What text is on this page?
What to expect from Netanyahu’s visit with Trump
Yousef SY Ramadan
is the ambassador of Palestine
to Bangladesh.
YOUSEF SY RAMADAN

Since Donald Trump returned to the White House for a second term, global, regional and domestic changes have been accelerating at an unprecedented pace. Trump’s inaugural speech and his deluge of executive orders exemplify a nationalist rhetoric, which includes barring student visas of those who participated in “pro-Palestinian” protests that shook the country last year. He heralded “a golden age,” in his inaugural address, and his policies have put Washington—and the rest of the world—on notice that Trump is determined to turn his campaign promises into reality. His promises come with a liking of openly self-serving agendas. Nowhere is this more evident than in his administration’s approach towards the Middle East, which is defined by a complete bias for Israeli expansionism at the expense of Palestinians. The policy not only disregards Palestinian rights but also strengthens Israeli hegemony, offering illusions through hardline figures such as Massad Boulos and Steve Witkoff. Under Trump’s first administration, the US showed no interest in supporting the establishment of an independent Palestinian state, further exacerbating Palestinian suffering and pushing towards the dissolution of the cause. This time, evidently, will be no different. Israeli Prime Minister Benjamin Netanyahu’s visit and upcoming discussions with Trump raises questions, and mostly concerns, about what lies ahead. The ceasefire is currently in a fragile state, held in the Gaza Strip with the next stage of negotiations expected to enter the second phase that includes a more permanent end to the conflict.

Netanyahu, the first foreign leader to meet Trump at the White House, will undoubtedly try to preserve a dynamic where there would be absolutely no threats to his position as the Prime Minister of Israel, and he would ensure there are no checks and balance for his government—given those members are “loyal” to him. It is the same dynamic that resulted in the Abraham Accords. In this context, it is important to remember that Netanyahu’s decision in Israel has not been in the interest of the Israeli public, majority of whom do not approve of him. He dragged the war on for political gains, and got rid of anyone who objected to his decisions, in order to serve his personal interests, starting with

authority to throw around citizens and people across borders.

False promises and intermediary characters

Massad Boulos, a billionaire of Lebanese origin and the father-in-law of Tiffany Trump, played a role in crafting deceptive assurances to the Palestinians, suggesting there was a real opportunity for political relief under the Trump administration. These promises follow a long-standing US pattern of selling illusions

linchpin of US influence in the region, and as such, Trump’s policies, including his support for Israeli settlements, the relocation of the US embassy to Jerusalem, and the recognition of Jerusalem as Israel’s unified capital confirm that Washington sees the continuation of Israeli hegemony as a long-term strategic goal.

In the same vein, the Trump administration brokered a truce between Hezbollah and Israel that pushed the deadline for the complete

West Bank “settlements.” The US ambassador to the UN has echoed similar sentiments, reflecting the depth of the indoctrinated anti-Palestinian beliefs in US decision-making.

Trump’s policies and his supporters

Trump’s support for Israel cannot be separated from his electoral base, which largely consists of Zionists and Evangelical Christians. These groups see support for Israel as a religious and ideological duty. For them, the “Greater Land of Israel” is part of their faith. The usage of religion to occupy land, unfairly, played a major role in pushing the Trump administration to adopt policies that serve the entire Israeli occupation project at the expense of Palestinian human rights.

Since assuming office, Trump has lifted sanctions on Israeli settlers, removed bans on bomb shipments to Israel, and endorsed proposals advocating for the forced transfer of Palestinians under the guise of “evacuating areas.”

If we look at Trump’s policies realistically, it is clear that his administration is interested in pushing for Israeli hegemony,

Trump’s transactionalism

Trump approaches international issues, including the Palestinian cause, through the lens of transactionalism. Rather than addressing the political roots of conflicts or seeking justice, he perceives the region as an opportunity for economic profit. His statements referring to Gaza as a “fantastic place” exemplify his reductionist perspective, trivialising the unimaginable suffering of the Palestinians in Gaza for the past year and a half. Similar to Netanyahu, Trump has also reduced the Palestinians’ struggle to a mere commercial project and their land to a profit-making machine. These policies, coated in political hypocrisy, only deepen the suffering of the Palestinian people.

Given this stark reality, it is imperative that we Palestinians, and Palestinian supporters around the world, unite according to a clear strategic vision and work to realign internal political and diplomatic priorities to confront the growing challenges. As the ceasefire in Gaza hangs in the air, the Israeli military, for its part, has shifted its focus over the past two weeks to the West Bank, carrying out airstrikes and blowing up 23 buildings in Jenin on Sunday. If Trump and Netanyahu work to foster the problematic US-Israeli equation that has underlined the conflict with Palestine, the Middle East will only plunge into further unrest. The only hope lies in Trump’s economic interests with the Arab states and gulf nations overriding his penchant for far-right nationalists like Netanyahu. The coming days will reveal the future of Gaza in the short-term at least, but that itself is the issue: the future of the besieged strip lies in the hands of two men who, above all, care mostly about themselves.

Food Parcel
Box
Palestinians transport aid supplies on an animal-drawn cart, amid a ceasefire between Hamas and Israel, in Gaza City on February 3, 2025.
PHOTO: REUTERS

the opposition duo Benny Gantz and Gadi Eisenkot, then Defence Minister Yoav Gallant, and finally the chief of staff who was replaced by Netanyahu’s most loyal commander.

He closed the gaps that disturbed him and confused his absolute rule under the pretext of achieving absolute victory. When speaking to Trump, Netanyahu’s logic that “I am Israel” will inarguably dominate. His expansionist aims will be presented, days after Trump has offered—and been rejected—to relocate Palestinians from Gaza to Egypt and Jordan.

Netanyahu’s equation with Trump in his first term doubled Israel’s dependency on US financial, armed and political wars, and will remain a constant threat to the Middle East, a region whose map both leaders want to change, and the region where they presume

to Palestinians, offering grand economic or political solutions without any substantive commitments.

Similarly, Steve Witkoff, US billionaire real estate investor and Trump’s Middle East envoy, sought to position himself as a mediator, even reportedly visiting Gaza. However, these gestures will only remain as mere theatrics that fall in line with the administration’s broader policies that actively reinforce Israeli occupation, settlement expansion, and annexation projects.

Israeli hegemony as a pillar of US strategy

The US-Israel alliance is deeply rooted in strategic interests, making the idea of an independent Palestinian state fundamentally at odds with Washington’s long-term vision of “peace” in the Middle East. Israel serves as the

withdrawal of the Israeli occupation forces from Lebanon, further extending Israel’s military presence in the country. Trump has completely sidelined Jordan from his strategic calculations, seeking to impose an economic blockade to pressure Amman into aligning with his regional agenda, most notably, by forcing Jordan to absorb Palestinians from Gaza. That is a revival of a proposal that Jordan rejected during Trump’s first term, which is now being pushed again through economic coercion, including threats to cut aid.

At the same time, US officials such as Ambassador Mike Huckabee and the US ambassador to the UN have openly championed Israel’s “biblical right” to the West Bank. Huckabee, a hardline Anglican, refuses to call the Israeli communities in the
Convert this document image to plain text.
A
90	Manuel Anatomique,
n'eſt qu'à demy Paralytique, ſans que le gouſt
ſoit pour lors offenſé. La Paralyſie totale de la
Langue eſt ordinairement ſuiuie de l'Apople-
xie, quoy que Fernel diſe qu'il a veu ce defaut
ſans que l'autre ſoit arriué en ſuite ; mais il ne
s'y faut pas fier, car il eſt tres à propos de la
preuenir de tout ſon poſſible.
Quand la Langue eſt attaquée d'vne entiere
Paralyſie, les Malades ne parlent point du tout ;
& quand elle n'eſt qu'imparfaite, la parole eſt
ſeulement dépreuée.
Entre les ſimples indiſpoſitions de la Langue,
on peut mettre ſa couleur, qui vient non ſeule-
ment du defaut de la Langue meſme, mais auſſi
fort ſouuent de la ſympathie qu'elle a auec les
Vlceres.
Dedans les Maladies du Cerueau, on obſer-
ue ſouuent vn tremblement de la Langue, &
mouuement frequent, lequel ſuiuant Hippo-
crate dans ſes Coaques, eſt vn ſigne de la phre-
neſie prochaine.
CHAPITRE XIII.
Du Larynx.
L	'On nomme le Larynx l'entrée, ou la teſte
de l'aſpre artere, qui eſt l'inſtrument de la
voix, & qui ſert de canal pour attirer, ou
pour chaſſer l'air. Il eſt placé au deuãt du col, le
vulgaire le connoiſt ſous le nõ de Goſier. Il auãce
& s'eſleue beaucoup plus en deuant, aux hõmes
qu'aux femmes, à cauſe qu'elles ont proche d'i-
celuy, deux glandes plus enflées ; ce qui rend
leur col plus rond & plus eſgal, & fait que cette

● Description of the task
Search the entries for the word "defaut", then list each line that holds it.

● Response to the exercise
xie, quoy que Fernel diſe qu'il a veu ce defaut
ment du defaut de la Langue meſme, mais auſſi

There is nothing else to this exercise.